*WHAT IS NEEDED:*
Drop every picture, then transcribe the remaining data exactly.

*EXCERPTED RECORDS:*

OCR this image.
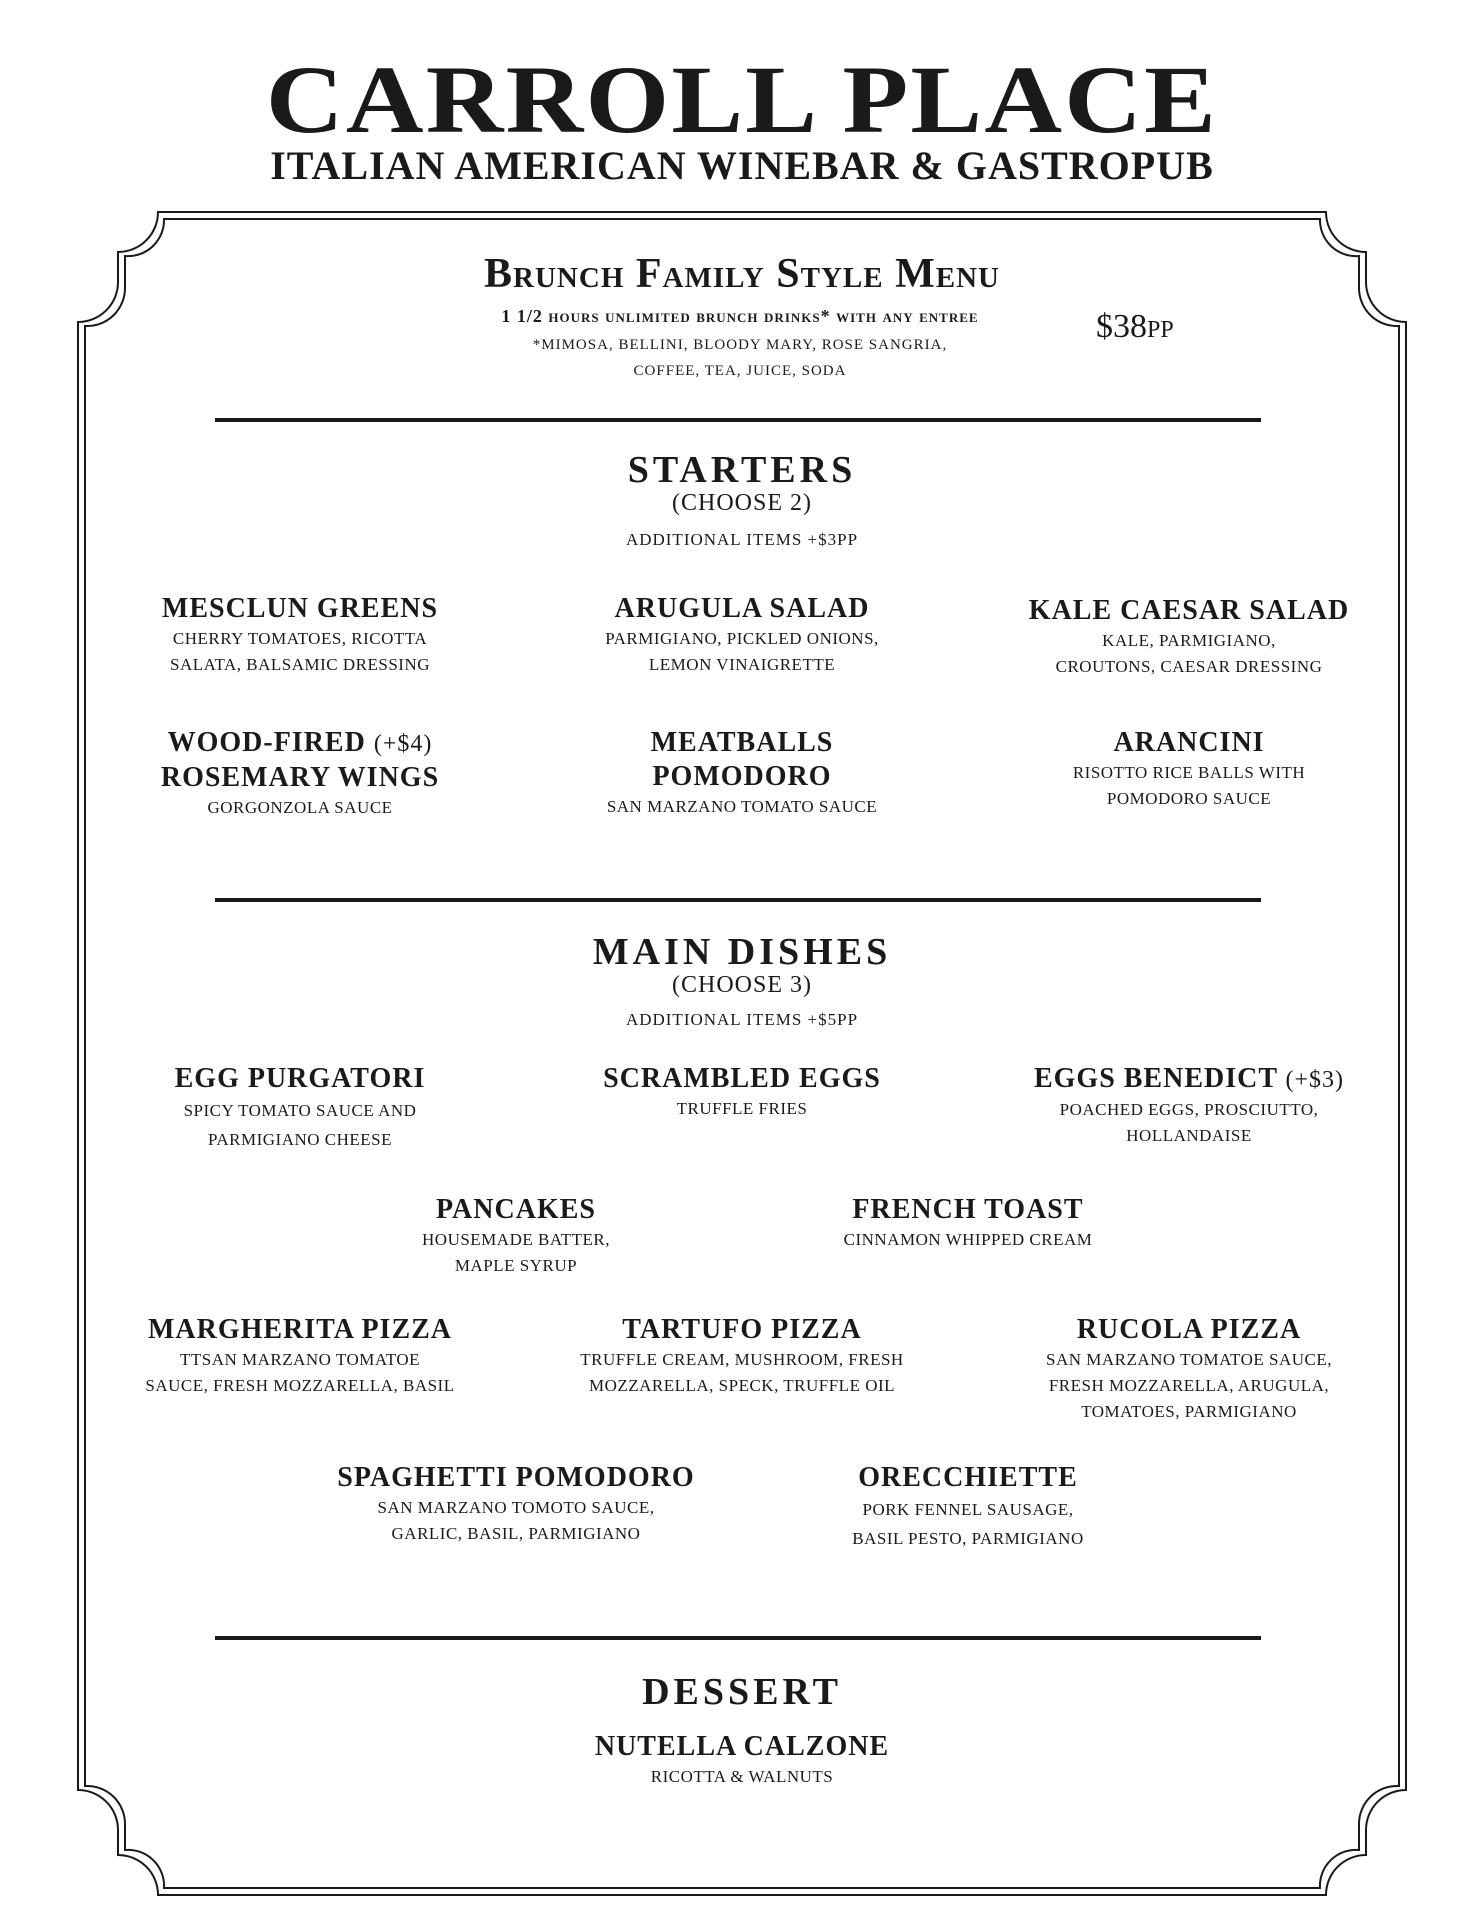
CARROLL PLACE
ITALIAN AMERICAN WINEBAR & GASTROPUB
Brunch Family Style Menu
1 1/2 hours unlimited brunch drinks* with any entree
*MIMOSA, BELLINI, BLOODY MARY, ROSE SANGRIA,
COFFEE, TEA, JUICE, SODA
$38PP
STARTERS
(CHOOSE 2)
ADDITIONAL ITEMS +$3PP
MESCLUN GREENS
CHERRY TOMATOES, RICOTTA
SALATA, BALSAMIC DRESSING
ARUGULA SALAD
PARMIGIANO, PICKLED ONIONS,
LEMON VINAIGRETTE
KALE CAESAR SALAD
KALE, PARMIGIANO,
CROUTONS, CAESAR DRESSING
WOOD-FIRED (+$4)
ROSEMARY WINGS
GORGONZOLA SAUCE
MEATBALLS
POMODORO
SAN MARZANO TOMATO SAUCE
ARANCINI
RISOTTO RICE BALLS WITH
POMODORO SAUCE
MAIN DISHES
(CHOOSE 3)
ADDITIONAL ITEMS +$5PP
EGG PURGATORI
SPICY TOMATO SAUCE AND
PARMIGIANO CHEESE
SCRAMBLED EGGS
TRUFFLE FRIES
EGGS BENEDICT (+$3)
POACHED EGGS, PROSCIUTTO,
HOLLANDAISE
PANCAKES
HOUSEMADE BATTER,
MAPLE SYRUP
FRENCH TOAST
CINNAMON WHIPPED CREAM
MARGHERITA PIZZA
TTSAN MARZANO TOMATOE
SAUCE, FRESH MOZZARELLA, BASIL
TARTUFO PIZZA
TRUFFLE CREAM, MUSHROOM, FRESH
MOZZARELLA, SPECK, TRUFFLE OIL
RUCOLA PIZZA
SAN MARZANO TOMATOE SAUCE,
FRESH MOZZARELLA, ARUGULA,
TOMATOES, PARMIGIANO
SPAGHETTI POMODORO
SAN MARZANO TOMOTO SAUCE,
GARLIC, BASIL, PARMIGIANO
ORECCHIETTE
PORK FENNEL SAUSAGE,
BASIL PESTO, PARMIGIANO
DESSERT
NUTELLA CALZONE
RICOTTA & WALNUTS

*RESULT OF THE TASK:*
OCR this image.
CARROLL PLACE
ITALIAN AMERICAN WINEBAR & GASTROPUB
Brunch Family Style Menu
1 1/2 hours unlimited brunch drinks* with any entree
*MIMOSA, BELLINI, BLOODY MARY, ROSE SANGRIA,
COFFEE, TEA, JUICE, SODA
$38PP
STARTERS
(CHOOSE 2)
ADDITIONAL ITEMS +$3PP
MESCLUN GREENS
CHERRY TOMATOES, RICOTTA
SALATA, BALSAMIC DRESSING
ARUGULA SALAD
PARMIGIANO, PICKLED ONIONS,
LEMON VINAIGRETTE
KALE CAESAR SALAD
KALE, PARMIGIANO,
CROUTONS, CAESAR DRESSING
WOOD-FIRED (+$4)
ROSEMARY WINGS
GORGONZOLA SAUCE
MEATBALLS
POMODORO
SAN MARZANO TOMATO SAUCE
ARANCINI
RISOTTO RICE BALLS WITH
POMODORO SAUCE
MAIN DISHES
(CHOOSE 3)
ADDITIONAL ITEMS +$5PP
EGG PURGATORI
SPICY TOMATO SAUCE AND
PARMIGIANO CHEESE
SCRAMBLED EGGS
TRUFFLE FRIES
EGGS BENEDICT (+$3)
POACHED EGGS, PROSCIUTTO,
HOLLANDAISE
PANCAKES
HOUSEMADE BATTER,
MAPLE SYRUP
FRENCH TOAST
CINNAMON WHIPPED CREAM
MARGHERITA PIZZA
TTSAN MARZANO TOMATOE
SAUCE, FRESH MOZZARELLA, BASIL
TARTUFO PIZZA
TRUFFLE CREAM, MUSHROOM, FRESH
MOZZARELLA, SPECK, TRUFFLE OIL
RUCOLA PIZZA
SAN MARZANO TOMATOE SAUCE,
FRESH MOZZARELLA, ARUGULA,
TOMATOES, PARMIGIANO
SPAGHETTI POMODORO
SAN MARZANO TOMOTO SAUCE,
GARLIC, BASIL, PARMIGIANO
ORECCHIETTE
PORK FENNEL SAUSAGE,
BASIL PESTO, PARMIGIANO
DESSERT
NUTELLA CALZONE
RICOTTA & WALNUTS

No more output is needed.